### EXTRACT PROVIDED
%%

Ben Sadeghipour: I mean, realistically that's probably the solution, but also not realistic because...
Julian Wood: You need to live online.
Recommended talk: A Practical Guide to Cyber Crime • Richard Clayton • GOTO 2017
Password Management: Tips for Creating Unique and Strong Passwords
Ben Sadeghipour: We all live online in today's age. I think it just comes down to, do you really need this website? Do you have to give them your information? If you're shopping online, obviously you have to give 'em your address because then how are they gonna deliver something to you. You don't have to always give them your real address. In a lot of cases, I just go, "123, Test Street." They don't need to have my address if they ask for it, you're not gonna send me anything. You're not sending me a mail. We don't need to talk. So you don't have to give 'em information. That's a big one. But also I think the majority of people, that's the biggest issue is just the security hygiene. For a lot of, especially the older generation the internet's new to them, they're still not familiar with how to do it.
It's just educating people, even at a young age when they get into computers, like how do we educate them so they protect themselves online? But also showing the older generation how to do these things as well. The biggest one is password management is a big one. I joke with my friends, and they're like, "Oh, don't look. I'm gonna type in my password." I'm like, "Let me guess. It's like your dog's name plus a number."
Julian Wood: "How did you know? How do you know?"
Ben Sadeghipour: And that's the reaction. It's like, "Oh my God, did you know my password?" And I'm like, "No, but thank you for that reaction because it shows me that you are just like everybody else, you're human. You're gonna put your wife's name and the year you guys met, that's the password for most people." Educating them, like, "Hey, make it something else. Make it a sentence. Instead of, 'I love my wife.' Make it, 'I love my wife because X, Y, and Z.'" So it's something a lot more random than just knowing their name and their, birth because that information is always online. And not using that data that could be scraped online about you in, security questions or passwords and that kind of thing.
Julian Wood: So how do people put enough variety in their passwords that ultimately want a unique password for every site? You know, I know, you know, plenty of people who would find that very difficult to do it. So is it a long password, using a sentence, how would you add some variety in to make it unique for sites? What sort of...
Ben Sadeghipour: I would choose a password manager. Password managers do that for you. All you have to do is remember one password. There's a company called 1Password. You sign up for them, they manage your passwords. People are like, "What if they get hacked?" It's a lot harder to hack it. It's a company that's invested in protecting your data than a lot of corporations use then, so hacking you is a lot easier. So use something like that. And then you have to remember that one password, you just have to remember. It's gotta be hard, it's something that you are always gonna remember. And they create passwords for you based on every site. And it's very easy to use on your laptop, on your computer. It's very easy to use on your phone.
It's like your regular phone. It has a Face ID for an iPhone. It asks you what app you want to use. You click on your password management and it logs you in automatically. There's two steps you have to take. But those two clicks protect you from getting your account hacked. So if the next big breach happens and your password was in that breach, and you use that password for your bank, for your social media, for your email, I have access to everything. All I have to know is what is your email address and what banks you bank with. And it's not hard to guess those banks, because let's be real, in every country there are five or six banks that are major. And it becomes easier. Two-factor authentication is a big one. People tell me like, "Don't say two-factor you should do multifactor." You know, like, "Don't do the SMS one, do apps."

%%

### RECORD EXCERPTS
%%

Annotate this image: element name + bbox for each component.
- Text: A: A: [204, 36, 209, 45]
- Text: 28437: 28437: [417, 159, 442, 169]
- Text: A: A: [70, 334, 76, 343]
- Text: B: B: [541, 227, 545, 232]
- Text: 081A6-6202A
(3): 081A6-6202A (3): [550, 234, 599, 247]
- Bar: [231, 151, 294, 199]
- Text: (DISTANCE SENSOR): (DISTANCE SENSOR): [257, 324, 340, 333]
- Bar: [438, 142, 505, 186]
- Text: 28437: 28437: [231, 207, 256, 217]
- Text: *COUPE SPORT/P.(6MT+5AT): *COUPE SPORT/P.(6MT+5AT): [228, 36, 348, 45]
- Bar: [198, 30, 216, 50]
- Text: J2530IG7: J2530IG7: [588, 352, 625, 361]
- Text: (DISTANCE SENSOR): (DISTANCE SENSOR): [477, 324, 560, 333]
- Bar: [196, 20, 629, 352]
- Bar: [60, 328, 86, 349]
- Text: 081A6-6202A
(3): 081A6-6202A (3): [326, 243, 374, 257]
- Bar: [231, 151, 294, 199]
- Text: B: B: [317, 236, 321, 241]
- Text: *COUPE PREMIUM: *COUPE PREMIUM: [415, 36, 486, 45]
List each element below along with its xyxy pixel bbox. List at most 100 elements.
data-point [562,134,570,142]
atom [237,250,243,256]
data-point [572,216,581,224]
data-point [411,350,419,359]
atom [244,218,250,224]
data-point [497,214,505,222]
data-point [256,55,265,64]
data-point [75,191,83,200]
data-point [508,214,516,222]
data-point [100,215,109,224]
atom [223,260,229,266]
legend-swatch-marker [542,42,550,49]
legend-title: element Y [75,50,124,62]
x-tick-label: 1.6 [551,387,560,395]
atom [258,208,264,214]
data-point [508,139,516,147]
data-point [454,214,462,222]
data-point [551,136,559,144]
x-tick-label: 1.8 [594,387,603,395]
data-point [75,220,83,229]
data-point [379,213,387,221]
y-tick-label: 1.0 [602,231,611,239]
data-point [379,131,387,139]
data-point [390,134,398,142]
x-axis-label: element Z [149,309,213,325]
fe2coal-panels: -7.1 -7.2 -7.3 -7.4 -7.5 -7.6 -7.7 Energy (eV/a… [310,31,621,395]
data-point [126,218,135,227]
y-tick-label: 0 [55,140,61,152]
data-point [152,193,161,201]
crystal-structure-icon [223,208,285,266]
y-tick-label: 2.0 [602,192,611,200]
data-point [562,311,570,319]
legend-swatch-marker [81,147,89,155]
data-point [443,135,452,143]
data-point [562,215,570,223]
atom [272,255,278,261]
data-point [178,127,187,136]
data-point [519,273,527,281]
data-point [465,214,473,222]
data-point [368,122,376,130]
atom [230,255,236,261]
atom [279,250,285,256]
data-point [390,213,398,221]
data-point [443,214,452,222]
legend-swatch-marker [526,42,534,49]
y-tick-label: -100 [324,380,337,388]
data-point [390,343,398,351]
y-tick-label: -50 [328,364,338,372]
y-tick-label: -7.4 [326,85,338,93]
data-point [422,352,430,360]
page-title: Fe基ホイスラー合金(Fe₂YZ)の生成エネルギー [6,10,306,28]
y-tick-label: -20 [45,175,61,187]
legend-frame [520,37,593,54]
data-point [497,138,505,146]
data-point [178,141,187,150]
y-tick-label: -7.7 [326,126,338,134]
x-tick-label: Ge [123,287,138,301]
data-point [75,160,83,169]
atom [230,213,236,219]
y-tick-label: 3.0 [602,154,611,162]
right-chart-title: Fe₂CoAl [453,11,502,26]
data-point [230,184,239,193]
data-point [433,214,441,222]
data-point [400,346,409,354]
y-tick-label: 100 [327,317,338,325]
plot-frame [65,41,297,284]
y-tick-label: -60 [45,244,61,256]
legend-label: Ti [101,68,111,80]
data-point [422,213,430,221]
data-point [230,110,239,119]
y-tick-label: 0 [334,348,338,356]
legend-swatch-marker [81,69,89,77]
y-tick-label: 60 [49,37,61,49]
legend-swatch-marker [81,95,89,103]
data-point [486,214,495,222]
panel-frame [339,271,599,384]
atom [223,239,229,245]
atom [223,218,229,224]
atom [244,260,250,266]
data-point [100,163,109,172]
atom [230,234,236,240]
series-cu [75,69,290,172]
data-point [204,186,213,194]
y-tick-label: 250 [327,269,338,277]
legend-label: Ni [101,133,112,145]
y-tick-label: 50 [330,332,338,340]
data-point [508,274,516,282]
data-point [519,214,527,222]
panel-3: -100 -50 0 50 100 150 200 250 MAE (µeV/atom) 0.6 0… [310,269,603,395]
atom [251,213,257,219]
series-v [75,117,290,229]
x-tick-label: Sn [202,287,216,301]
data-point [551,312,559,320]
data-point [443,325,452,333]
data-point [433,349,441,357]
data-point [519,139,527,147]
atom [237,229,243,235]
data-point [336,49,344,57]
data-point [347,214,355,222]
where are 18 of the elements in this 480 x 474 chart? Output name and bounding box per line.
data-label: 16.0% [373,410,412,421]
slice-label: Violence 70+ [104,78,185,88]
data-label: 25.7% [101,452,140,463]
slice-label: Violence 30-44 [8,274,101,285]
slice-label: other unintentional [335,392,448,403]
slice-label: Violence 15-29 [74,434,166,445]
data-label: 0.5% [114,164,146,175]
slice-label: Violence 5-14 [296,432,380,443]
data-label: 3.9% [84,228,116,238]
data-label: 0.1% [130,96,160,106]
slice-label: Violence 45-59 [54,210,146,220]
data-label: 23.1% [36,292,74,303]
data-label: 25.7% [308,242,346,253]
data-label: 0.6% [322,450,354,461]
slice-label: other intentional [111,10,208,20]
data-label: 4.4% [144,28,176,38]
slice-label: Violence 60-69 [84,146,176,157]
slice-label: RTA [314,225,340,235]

%%

### WHAT THE EXERCISE ASKS
Please quote the part of the password interview that opens with the words containing "Ben Sadeghipour: And" and closes with "kind of thing.".

### RESULT
Ben Sadeghipour: And that's the reaction. It's like, "Oh my God, did you know my password?" And I'm like, "No, but thank you for that reaction because it shows me that you are just like everybody else, you're human. You're gonna put your wife's name and the year you guys met, that's the password for most people." Educating them, like, "Hey, make it something else. Make it a sentence. Instead of, 'I love my wife.' Make it, 'I love my wife because X, Y, and Z.'" So it's something a lot more random than just knowing their name and their, birth because that information is always online. And not using that data that could be scraped online about you in, security questions or passwords and that kind of thing.